_DESCRIPTION OF THE TASK_
Where the data below has the string "point", return the whole line.

_DATA PROVIDED_
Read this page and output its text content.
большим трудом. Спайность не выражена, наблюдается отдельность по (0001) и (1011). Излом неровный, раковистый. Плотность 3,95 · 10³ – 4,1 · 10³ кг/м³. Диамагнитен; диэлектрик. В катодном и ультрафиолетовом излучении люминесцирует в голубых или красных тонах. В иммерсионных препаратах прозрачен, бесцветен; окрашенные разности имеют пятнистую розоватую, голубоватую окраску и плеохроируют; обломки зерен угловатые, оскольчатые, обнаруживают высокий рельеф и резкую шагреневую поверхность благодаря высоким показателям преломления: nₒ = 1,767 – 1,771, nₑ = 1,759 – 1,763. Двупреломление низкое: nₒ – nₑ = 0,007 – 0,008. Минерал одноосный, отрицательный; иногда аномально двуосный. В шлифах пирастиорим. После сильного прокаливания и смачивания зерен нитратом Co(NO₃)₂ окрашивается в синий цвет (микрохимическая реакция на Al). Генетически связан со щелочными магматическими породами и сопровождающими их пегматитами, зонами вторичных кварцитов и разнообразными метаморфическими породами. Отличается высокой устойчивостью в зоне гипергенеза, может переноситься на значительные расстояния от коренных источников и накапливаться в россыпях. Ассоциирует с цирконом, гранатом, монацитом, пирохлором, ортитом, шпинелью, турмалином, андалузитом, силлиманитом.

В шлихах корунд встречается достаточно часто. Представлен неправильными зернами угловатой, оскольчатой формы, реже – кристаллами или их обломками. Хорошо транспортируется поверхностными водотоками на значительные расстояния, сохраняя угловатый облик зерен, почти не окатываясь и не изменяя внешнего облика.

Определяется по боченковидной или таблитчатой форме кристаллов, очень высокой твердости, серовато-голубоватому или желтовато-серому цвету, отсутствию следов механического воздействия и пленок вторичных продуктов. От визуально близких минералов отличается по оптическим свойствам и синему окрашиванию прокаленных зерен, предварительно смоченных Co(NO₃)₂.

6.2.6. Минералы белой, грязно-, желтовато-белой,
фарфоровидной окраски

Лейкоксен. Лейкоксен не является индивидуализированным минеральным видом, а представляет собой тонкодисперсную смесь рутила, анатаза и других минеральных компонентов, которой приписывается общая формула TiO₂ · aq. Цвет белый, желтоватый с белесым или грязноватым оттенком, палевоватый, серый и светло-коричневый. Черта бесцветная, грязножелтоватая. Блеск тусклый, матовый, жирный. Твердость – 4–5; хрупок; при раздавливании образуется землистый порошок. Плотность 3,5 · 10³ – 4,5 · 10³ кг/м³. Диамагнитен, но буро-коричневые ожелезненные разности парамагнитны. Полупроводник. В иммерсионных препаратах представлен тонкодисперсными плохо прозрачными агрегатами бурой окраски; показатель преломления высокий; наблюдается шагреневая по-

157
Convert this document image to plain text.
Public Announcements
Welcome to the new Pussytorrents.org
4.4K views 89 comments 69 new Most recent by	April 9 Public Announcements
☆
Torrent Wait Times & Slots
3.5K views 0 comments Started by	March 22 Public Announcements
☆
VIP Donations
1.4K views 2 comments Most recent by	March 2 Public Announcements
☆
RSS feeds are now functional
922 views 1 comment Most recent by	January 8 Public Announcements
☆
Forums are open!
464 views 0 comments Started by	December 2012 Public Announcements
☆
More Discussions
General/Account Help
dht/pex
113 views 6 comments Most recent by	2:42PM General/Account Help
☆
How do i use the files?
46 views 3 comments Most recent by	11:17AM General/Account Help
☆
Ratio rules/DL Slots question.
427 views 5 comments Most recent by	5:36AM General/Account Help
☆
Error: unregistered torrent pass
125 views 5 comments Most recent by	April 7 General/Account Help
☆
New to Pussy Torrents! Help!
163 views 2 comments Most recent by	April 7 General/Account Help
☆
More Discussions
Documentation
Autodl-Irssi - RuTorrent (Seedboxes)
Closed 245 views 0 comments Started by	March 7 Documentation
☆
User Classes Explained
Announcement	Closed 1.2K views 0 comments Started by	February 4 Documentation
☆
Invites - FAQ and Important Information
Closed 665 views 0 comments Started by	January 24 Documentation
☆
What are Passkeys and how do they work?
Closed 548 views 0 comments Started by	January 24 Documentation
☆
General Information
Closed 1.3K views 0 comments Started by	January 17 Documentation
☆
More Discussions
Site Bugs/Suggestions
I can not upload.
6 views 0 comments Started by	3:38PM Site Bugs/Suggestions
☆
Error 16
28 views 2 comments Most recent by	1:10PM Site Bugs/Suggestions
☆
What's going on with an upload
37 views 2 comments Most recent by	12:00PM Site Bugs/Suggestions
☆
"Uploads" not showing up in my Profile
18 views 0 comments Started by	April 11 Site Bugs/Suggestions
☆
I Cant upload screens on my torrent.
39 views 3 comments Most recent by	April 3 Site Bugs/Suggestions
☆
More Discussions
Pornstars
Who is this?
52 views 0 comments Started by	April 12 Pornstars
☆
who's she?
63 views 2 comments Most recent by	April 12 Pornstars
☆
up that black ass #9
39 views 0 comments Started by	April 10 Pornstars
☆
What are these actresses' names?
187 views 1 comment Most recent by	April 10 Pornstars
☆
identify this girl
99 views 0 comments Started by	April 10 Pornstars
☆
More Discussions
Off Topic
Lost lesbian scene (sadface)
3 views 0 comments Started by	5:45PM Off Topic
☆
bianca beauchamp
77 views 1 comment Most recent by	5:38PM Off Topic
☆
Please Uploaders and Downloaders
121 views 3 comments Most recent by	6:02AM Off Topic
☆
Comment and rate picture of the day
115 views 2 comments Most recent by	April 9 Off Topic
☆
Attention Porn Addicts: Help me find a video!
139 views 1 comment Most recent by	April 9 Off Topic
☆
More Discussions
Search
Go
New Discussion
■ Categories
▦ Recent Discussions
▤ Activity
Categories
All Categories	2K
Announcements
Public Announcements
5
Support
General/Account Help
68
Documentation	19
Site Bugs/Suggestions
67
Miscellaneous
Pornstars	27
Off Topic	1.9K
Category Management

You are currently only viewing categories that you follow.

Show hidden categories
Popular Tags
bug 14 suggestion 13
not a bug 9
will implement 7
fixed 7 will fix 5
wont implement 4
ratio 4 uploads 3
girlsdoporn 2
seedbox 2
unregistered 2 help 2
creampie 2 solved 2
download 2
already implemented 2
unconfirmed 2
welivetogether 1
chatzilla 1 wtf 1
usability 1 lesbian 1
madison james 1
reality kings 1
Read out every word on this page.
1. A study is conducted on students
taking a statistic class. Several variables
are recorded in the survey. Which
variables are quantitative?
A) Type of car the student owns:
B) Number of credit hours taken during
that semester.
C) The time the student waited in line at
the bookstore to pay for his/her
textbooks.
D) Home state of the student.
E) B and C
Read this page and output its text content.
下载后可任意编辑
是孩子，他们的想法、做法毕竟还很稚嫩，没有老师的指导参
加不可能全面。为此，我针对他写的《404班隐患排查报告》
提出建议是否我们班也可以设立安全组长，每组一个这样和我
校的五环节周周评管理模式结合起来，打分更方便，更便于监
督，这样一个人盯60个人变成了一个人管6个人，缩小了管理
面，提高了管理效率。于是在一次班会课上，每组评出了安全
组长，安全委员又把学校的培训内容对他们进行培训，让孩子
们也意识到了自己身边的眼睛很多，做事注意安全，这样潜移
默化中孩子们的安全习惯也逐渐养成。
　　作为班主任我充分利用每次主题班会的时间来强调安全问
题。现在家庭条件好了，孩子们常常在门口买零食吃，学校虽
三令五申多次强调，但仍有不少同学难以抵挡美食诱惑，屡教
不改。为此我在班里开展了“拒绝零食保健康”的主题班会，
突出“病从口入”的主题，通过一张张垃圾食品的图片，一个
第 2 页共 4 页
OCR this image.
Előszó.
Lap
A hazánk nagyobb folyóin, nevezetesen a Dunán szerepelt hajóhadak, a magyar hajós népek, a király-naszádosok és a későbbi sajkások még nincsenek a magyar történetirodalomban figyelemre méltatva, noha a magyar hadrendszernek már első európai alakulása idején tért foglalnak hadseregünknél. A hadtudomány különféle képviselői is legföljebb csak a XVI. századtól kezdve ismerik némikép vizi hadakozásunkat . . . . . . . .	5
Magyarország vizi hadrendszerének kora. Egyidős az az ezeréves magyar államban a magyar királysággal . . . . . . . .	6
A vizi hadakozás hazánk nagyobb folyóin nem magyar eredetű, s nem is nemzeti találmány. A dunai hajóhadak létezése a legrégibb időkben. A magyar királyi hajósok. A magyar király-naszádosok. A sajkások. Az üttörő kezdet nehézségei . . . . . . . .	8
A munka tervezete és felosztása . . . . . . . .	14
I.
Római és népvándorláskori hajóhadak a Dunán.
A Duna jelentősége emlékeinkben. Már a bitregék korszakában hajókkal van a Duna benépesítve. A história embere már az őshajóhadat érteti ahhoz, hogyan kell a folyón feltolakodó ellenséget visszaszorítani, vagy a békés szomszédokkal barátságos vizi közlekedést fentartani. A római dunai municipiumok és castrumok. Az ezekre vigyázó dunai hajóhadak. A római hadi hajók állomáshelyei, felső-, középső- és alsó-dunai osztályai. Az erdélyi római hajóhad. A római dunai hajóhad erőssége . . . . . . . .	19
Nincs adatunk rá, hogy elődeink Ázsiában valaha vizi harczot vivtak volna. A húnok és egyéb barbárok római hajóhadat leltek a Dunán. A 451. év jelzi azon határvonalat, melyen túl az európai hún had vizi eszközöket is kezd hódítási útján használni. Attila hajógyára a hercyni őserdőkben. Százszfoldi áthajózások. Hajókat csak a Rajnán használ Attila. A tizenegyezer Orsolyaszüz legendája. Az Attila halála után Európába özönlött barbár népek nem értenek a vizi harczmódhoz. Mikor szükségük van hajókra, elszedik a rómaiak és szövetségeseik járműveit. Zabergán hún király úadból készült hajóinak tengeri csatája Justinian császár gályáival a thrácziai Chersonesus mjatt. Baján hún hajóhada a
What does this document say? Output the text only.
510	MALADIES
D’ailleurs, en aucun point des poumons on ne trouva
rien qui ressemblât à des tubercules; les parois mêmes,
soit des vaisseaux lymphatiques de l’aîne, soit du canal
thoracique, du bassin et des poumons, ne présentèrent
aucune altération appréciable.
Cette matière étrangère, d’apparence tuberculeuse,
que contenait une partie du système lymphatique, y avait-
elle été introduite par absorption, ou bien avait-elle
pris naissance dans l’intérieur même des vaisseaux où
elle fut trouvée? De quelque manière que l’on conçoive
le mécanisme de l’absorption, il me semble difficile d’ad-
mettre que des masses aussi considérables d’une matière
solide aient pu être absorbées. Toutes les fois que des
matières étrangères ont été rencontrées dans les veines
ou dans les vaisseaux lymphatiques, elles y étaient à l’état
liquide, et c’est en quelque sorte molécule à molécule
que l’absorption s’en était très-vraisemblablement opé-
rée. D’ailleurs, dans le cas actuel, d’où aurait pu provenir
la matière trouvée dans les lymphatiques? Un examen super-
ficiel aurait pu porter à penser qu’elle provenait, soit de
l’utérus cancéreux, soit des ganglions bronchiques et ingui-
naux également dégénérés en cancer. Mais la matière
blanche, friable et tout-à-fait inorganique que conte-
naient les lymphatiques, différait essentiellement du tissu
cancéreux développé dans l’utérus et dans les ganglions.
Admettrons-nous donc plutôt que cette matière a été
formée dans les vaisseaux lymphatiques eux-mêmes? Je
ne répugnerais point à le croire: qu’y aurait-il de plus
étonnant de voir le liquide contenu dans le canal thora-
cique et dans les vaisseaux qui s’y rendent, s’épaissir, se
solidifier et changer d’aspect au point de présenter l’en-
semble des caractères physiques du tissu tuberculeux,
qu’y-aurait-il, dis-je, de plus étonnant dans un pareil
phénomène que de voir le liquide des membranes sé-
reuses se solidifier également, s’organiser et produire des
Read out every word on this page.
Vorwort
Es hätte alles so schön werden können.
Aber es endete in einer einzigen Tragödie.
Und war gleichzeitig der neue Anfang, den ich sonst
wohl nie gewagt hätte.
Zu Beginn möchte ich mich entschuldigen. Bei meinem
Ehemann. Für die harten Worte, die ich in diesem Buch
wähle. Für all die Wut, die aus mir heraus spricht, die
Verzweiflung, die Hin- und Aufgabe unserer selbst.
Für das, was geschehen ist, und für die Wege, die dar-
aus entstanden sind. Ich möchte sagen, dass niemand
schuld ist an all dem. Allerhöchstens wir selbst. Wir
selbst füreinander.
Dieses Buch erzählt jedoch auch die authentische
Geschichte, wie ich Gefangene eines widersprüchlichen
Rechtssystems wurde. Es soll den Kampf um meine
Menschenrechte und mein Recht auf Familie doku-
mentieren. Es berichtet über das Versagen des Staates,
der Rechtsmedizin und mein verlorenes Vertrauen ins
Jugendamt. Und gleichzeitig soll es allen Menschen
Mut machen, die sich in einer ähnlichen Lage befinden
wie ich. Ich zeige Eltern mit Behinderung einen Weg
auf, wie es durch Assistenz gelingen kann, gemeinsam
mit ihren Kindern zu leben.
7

_SOLUTION_
D’ailleurs, en aucun point des poumons on ne trouva
ne répugnerais point à le croire: qu’y aurait-il de plus
solidifier et changer d’aspect au point de présenter l’en-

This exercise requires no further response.